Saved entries
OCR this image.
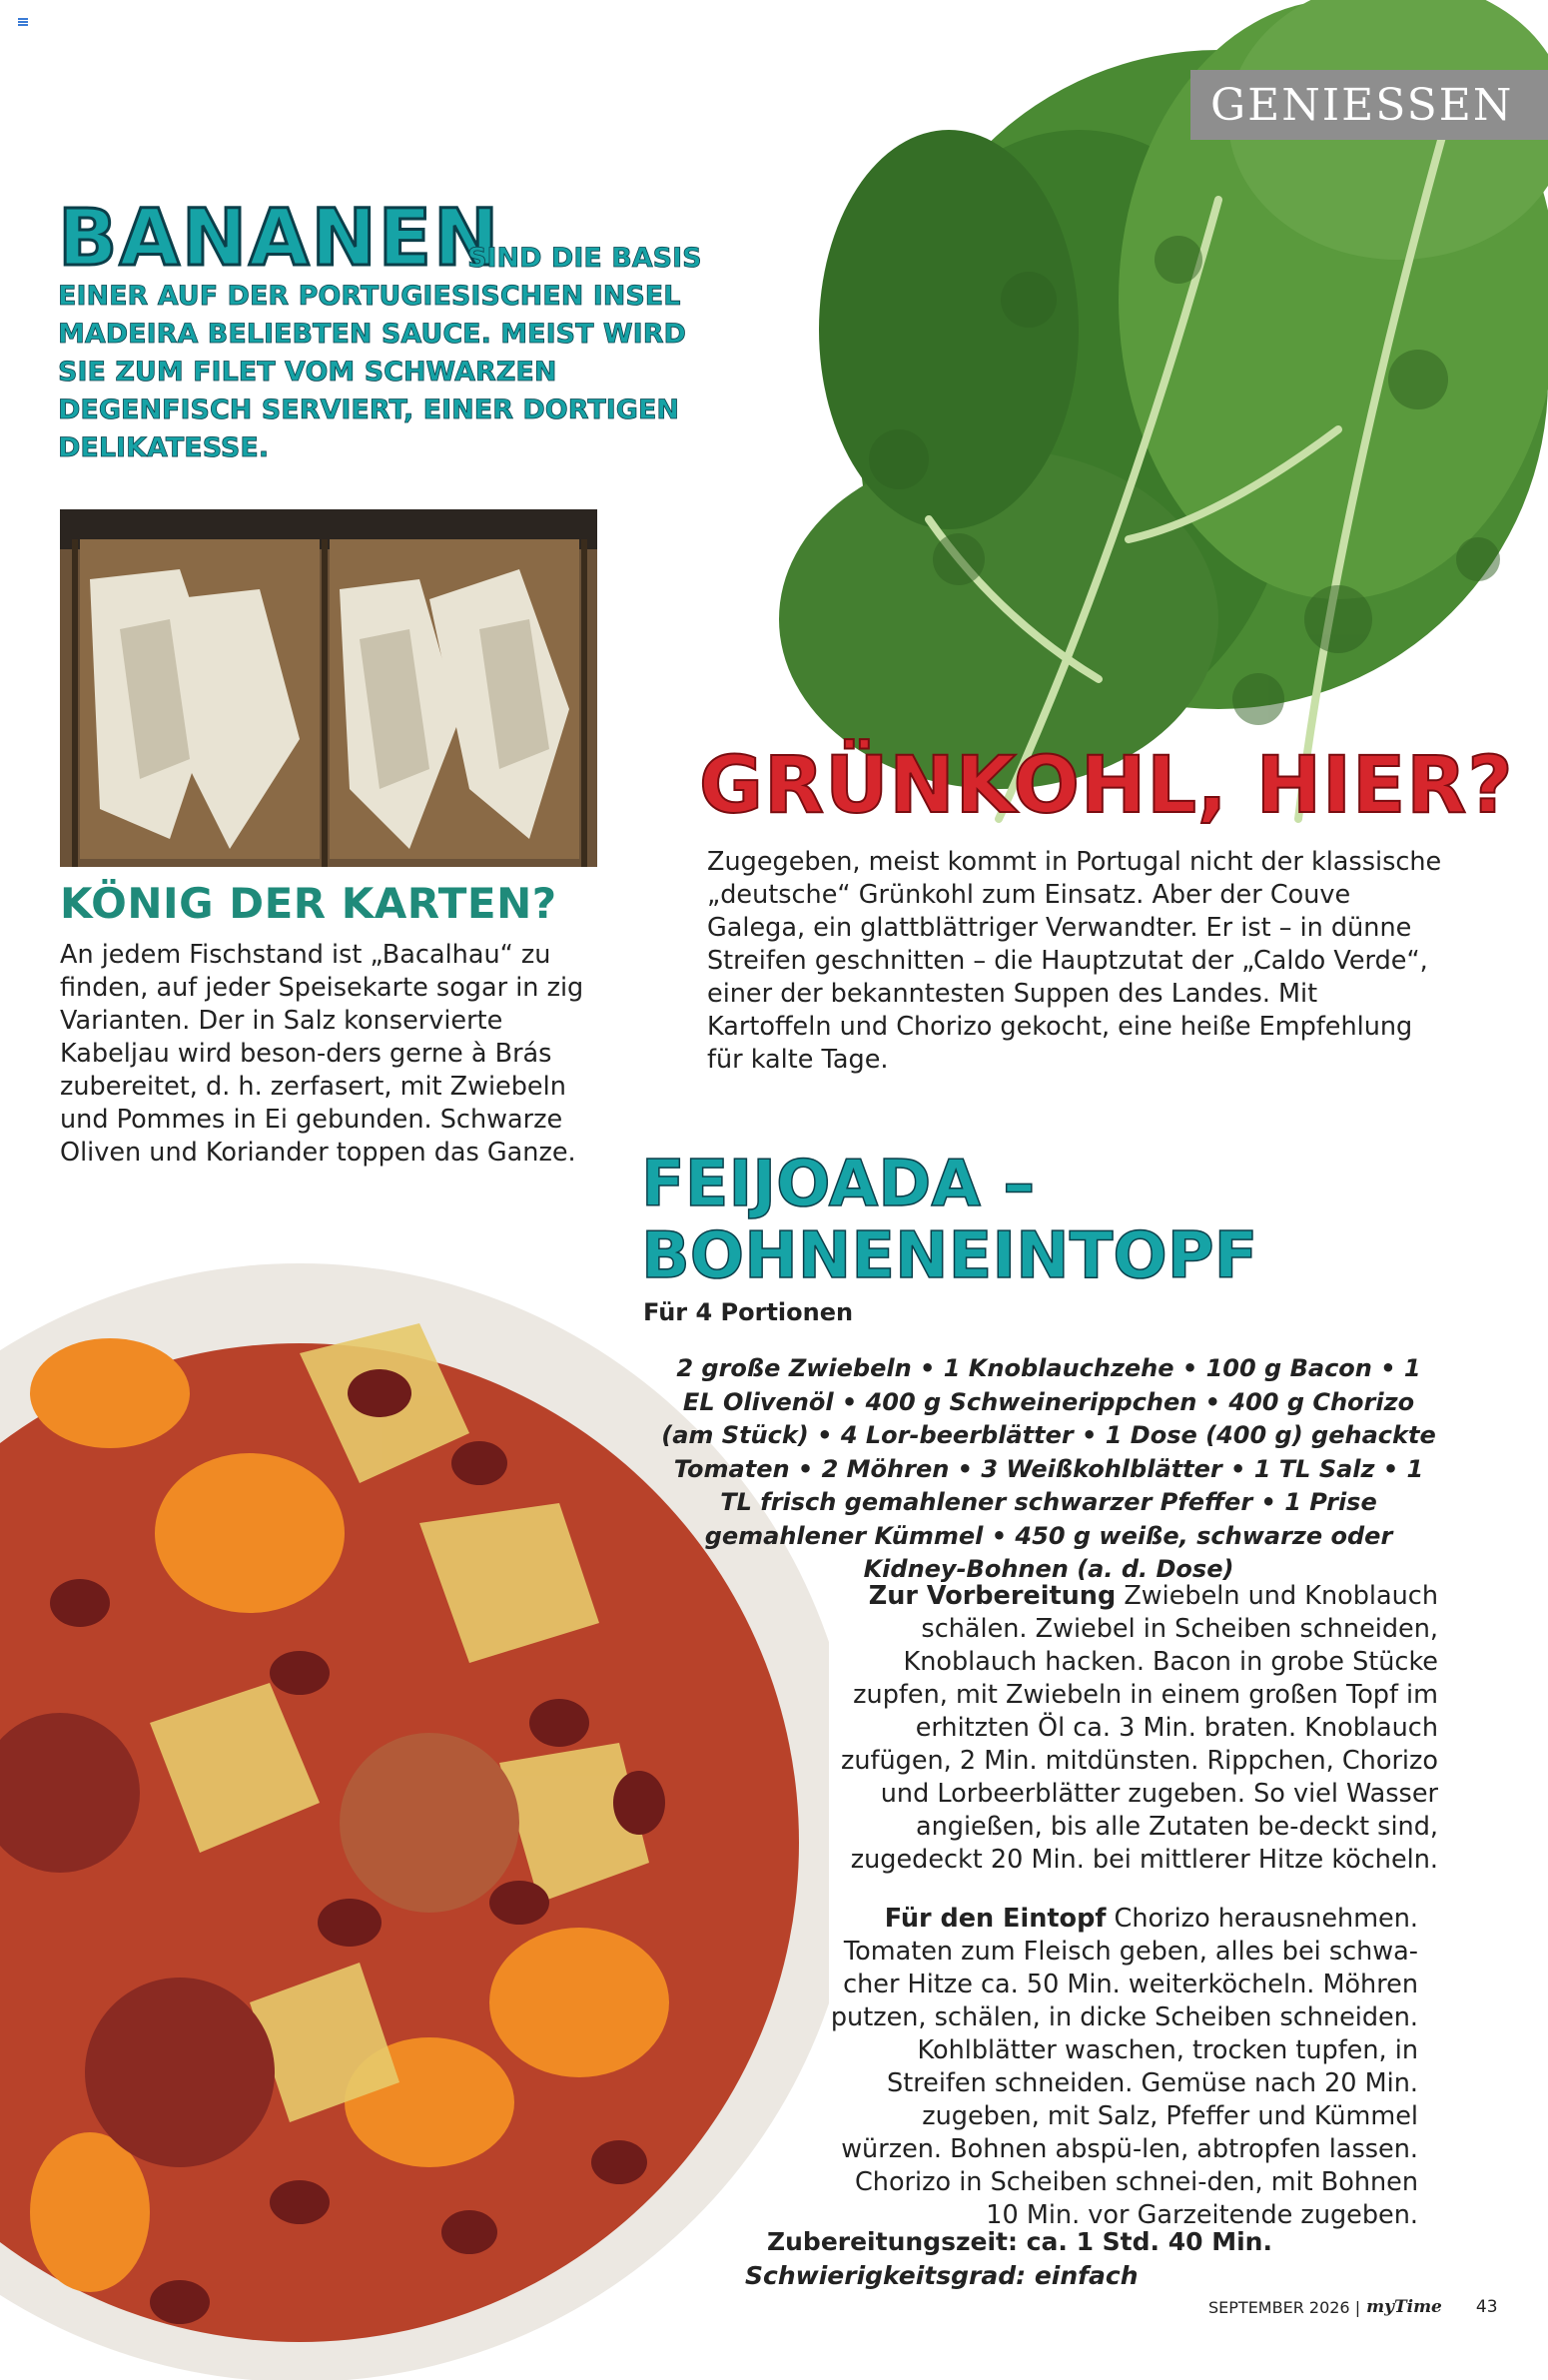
GENIESSEN
BANANEN
SIND DIE BASIS
EINER AUF DER PORTUGIESISCHEN INSEL MADEIRA BELIEBTEN SAUCE. MEIST WIRD SIE ZUM FILET VOM SCHWARZEN DEGENFISCH SERVIERT, EINER DORTIGEN DELIKATESSE.
KÖNIG DER KARTEN?
An jedem Fischstand ist „Bacalhau“ zu finden, auf jeder Speisekarte sogar in zig Varianten. Der in Salz konservierte Kabeljau wird beson-ders gerne à Brás zubereitet, d. h. zerfasert, mit Zwiebeln und Pommes in Ei gebunden. Schwarze Oliven und Koriander toppen das Ganze.
GRÜNKOHL, HIER?
Zugegeben, meist kommt in Portugal nicht der klassische „deutsche“ Grünkohl zum Einsatz. Aber der Couve Galega, ein glattblättriger Verwandter. Er ist – in dünne Streifen geschnitten – die Hauptzutat der „Caldo Verde“, einer der bekanntesten Suppen des Landes. Mit Kartoffeln und Chorizo gekocht, eine heiße Empfehlung für kalte Tage.
FEIJOADA –
BOHNENEINTOPF
Für 4 Portionen
2 große Zwiebeln • 1 Knoblauchzehe • 100 g Bacon • 1 EL Olivenöl • 400 g Schweinerippchen • 400 g Chorizo (am Stück) • 4 Lor-beerblätter • 1 Dose (400 g) gehackte Tomaten • 2 Möhren • 3 Weißkohlblätter • 1 TL Salz • 1 TL frisch gemahlener schwarzer Pfeffer • 1 Prise gemahlener Kümmel • 450 g weiße, schwarze oder Kidney-Bohnen (a. d. Dose)
Zur Vorbereitung Zwiebeln und Knoblauch schälen. Zwiebel in Scheiben schneiden, Knoblauch hacken. Bacon in grobe Stücke zupfen, mit Zwiebeln in einem großen Topf im erhitzten Öl ca. 3 Min. braten. Knoblauch zufügen, 2 Min. mitdünsten. Rippchen, Chorizo und Lorbeerblätter zugeben. So viel Wasser angießen, bis alle Zutaten be-deckt sind, zugedeckt 20 Min. bei mittlerer Hitze köcheln.
Für den Eintopf Chorizo herausnehmen. Tomaten zum Fleisch geben, alles bei schwa-cher Hitze ca. 50 Min. weiterköcheln. Möhren putzen, schälen, in dicke Scheiben schneiden. Kohlblätter waschen, trocken tupfen, in Streifen schneiden. Gemüse nach 20 Min. zugeben, mit Salz, Pfeffer und Kümmel würzen. Bohnen abspü-len, abtropfen lassen. Chorizo in Scheiben schnei-den, mit Bohnen 10 Min. vor Garzeitende zugeben.
Zubereitungszeit: ca. 1 Std. 40 Min.
Schwierigkeitsgrad: einfach
SEPTEMBER 2026 | myTime 43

__YOUR OBJECTIVE__. Without the pictures, return the entries exactly as they appear.

__WRITTEN SOLUTION__.
OCR this image.
GENIESSEN
BANANEN
SIND DIE BASIS
EINER AUF DER PORTUGIESISCHEN INSEL MADEIRA BELIEBTEN SAUCE. MEIST WIRD SIE ZUM FILET VOM SCHWARZEN DEGENFISCH SERVIERT, EINER DORTIGEN DELIKATESSE.
KÖNIG DER KARTEN?
An jedem Fischstand ist „Bacalhau“ zu finden, auf jeder Speisekarte sogar in zig Varianten. Der in Salz konservierte Kabeljau wird beson-ders gerne à Brás zubereitet, d. h. zerfasert, mit Zwiebeln und Pommes in Ei gebunden. Schwarze Oliven und Koriander toppen das Ganze.
GRÜNKOHL, HIER?
Zugegeben, meist kommt in Portugal nicht der klassische „deutsche“ Grünkohl zum Einsatz. Aber der Couve Galega, ein glattblättriger Verwandter. Er ist – in dünne Streifen geschnitten – die Hauptzutat der „Caldo Verde“, einer der bekanntesten Suppen des Landes. Mit Kartoffeln und Chorizo gekocht, eine heiße Empfehlung für kalte Tage.
FEIJOADA –
BOHNENEINTOPF
Für 4 Portionen
2 große Zwiebeln • 1 Knoblauchzehe • 100 g Bacon • 1 EL Olivenöl • 400 g Schweinerippchen • 400 g Chorizo (am Stück) • 4 Lor-beerblätter • 1 Dose (400 g) gehackte Tomaten • 2 Möhren • 3 Weißkohlblätter • 1 TL Salz • 1 TL frisch gemahlener schwarzer Pfeffer • 1 Prise gemahlener Kümmel • 450 g weiße, schwarze oder Kidney-Bohnen (a. d. Dose)
Zur Vorbereitung Zwiebeln und Knoblauch schälen. Zwiebel in Scheiben schneiden, Knoblauch hacken. Bacon in grobe Stücke zupfen, mit Zwiebeln in einem großen Topf im erhitzten Öl ca. 3 Min. braten. Knoblauch zufügen, 2 Min. mitdünsten. Rippchen, Chorizo und Lorbeerblätter zugeben. So viel Wasser angießen, bis alle Zutaten be-deckt sind, zugedeckt 20 Min. bei mittlerer Hitze köcheln.
Für den Eintopf Chorizo herausnehmen. Tomaten zum Fleisch geben, alles bei schwa-cher Hitze ca. 50 Min. weiterköcheln. Möhren putzen, schälen, in dicke Scheiben schneiden. Kohlblätter waschen, trocken tupfen, in Streifen schneiden. Gemüse nach 20 Min. zugeben, mit Salz, Pfeffer und Kümmel würzen. Bohnen abspü-len, abtropfen lassen. Chorizo in Scheiben schnei-den, mit Bohnen 10 Min. vor Garzeitende zugeben.
Zubereitungszeit: ca. 1 Std. 40 Min.
Schwierigkeitsgrad: einfach
SEPTEMBER 2026 | myTime 43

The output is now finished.